Scan the entries and tally the lines that include the string "content". Reply with the figure alone.

* Begin Material *

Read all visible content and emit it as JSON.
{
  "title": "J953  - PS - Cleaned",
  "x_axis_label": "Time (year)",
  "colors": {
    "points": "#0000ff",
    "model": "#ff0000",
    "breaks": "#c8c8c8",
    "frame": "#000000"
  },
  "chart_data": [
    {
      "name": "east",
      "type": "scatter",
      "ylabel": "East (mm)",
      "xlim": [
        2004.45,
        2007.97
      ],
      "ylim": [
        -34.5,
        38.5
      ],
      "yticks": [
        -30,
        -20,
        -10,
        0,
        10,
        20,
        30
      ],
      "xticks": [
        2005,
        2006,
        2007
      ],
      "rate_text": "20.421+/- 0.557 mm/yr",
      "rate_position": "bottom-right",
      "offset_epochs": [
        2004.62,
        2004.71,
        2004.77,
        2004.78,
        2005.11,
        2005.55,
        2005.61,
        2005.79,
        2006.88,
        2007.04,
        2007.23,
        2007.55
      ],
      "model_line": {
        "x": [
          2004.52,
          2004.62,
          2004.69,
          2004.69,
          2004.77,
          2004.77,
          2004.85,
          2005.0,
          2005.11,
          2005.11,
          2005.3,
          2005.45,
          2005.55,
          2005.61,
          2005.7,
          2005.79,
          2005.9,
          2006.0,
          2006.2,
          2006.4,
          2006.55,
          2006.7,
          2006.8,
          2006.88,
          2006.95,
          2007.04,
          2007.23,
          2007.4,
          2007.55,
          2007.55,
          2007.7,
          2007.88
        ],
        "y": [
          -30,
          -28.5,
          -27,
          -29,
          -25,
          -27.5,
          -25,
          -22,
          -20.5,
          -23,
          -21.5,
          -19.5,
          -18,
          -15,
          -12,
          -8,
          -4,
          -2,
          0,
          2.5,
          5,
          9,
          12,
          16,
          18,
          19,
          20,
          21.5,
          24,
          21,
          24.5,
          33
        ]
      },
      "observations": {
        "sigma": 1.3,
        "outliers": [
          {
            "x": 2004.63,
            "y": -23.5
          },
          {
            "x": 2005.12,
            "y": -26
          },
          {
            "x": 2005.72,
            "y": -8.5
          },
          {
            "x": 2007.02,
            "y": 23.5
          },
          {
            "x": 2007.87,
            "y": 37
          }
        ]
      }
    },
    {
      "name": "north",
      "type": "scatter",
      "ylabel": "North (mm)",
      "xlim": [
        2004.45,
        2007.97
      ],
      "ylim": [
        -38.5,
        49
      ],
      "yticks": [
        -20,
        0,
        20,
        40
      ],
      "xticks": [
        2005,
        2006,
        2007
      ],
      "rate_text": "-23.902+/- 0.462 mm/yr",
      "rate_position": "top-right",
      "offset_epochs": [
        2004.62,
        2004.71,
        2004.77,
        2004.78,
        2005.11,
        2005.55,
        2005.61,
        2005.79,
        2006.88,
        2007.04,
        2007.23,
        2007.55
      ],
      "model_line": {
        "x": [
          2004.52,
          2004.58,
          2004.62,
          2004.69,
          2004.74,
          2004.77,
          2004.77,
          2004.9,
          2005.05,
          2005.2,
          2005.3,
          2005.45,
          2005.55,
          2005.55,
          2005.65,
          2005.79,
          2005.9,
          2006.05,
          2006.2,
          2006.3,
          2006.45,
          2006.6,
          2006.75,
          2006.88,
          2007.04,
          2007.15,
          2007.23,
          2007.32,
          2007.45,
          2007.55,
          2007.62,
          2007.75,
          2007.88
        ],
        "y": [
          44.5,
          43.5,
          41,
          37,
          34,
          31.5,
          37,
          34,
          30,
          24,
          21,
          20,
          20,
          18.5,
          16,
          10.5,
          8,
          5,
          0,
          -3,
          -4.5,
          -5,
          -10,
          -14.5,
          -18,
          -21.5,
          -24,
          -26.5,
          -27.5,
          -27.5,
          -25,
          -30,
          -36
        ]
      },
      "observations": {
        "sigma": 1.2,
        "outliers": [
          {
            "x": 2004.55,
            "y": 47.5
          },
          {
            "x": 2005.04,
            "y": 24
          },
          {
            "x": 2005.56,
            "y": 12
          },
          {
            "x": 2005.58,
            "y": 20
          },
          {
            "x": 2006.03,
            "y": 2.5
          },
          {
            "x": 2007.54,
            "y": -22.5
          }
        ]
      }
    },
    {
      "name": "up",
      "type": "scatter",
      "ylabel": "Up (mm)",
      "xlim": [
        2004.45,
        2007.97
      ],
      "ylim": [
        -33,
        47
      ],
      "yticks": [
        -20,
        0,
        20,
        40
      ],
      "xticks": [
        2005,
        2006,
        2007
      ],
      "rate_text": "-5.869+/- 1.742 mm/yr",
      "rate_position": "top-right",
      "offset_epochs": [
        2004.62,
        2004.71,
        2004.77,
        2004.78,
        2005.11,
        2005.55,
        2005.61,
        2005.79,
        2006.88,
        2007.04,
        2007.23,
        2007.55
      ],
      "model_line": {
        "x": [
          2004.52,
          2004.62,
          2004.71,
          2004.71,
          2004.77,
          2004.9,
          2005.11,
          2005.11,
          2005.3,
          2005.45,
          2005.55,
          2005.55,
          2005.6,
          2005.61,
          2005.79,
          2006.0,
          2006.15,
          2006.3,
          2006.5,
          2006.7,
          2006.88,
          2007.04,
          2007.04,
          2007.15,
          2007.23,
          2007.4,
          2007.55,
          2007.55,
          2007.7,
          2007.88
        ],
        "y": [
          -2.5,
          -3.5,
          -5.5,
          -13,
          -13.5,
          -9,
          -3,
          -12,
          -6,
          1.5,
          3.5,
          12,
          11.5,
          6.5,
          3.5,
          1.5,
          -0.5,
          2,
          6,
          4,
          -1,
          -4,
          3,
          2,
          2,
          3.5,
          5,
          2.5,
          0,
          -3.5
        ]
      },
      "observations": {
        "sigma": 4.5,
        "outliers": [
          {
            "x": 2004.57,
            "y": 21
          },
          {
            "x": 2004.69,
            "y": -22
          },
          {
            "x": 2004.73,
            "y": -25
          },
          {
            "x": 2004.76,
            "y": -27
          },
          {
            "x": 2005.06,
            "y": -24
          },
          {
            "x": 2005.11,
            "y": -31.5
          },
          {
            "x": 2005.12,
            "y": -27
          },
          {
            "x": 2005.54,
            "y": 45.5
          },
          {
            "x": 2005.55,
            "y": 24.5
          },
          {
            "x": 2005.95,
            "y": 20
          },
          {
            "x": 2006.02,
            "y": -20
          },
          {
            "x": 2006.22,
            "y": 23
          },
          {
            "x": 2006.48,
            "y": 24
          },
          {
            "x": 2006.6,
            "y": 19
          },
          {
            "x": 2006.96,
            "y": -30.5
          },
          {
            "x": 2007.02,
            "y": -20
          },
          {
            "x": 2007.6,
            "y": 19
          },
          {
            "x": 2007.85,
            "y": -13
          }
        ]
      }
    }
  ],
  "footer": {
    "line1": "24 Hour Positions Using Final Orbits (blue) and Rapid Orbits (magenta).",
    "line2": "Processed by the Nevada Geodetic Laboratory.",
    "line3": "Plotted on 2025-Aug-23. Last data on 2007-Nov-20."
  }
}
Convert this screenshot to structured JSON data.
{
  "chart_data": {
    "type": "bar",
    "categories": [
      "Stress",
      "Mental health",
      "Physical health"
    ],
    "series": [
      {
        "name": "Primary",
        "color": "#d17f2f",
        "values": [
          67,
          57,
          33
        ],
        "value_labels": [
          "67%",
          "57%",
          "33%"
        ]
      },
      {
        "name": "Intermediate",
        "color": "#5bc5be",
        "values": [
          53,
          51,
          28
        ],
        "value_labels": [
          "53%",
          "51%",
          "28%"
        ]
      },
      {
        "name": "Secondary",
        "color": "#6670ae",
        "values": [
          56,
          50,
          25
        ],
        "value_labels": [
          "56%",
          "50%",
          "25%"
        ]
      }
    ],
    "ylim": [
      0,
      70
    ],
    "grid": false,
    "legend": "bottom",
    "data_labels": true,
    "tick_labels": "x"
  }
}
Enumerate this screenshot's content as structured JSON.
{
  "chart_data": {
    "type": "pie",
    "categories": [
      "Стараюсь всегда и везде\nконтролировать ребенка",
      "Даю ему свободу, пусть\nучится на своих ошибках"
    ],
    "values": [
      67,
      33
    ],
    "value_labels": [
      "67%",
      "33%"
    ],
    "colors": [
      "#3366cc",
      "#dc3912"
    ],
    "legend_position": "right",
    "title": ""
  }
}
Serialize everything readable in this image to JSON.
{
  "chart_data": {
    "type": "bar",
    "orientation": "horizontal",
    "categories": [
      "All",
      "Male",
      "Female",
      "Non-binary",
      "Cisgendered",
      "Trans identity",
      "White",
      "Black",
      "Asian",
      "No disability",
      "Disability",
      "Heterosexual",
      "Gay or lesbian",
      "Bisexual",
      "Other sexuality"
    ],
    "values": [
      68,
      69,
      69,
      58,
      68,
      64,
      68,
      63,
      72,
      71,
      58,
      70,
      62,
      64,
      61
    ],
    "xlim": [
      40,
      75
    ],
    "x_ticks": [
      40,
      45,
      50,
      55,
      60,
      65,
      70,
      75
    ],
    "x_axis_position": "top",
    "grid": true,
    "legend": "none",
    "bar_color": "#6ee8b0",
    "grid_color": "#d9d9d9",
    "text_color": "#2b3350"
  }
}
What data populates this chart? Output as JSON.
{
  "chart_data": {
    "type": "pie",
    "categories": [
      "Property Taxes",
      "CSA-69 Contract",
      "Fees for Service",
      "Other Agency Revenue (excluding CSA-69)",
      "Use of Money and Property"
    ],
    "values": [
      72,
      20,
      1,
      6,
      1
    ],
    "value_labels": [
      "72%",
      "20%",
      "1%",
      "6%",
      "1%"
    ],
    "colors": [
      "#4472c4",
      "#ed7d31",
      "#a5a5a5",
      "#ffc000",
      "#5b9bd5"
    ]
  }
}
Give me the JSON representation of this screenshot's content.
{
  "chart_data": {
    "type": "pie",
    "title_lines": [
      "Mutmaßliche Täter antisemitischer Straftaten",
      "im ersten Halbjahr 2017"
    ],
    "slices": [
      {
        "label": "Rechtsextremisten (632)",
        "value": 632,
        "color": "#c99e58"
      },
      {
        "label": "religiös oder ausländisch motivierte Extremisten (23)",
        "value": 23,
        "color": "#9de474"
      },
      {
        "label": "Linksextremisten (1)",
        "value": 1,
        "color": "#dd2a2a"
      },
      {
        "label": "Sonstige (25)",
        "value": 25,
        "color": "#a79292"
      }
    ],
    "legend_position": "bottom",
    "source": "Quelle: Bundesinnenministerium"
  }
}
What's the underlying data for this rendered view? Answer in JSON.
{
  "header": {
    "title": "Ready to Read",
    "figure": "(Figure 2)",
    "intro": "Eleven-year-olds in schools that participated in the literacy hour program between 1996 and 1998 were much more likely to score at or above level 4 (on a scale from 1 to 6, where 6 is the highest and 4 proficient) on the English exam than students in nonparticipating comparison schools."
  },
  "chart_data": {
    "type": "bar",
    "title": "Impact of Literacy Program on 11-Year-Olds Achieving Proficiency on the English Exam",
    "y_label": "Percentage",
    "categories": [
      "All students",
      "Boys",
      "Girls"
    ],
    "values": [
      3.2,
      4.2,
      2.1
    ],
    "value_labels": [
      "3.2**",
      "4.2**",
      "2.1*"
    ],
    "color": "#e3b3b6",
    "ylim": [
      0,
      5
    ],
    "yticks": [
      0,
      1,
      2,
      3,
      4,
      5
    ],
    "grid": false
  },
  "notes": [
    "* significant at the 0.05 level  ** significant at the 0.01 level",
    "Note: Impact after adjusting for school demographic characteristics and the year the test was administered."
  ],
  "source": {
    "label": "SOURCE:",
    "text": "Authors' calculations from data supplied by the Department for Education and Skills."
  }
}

* End Material *

■ **Correct output**:
3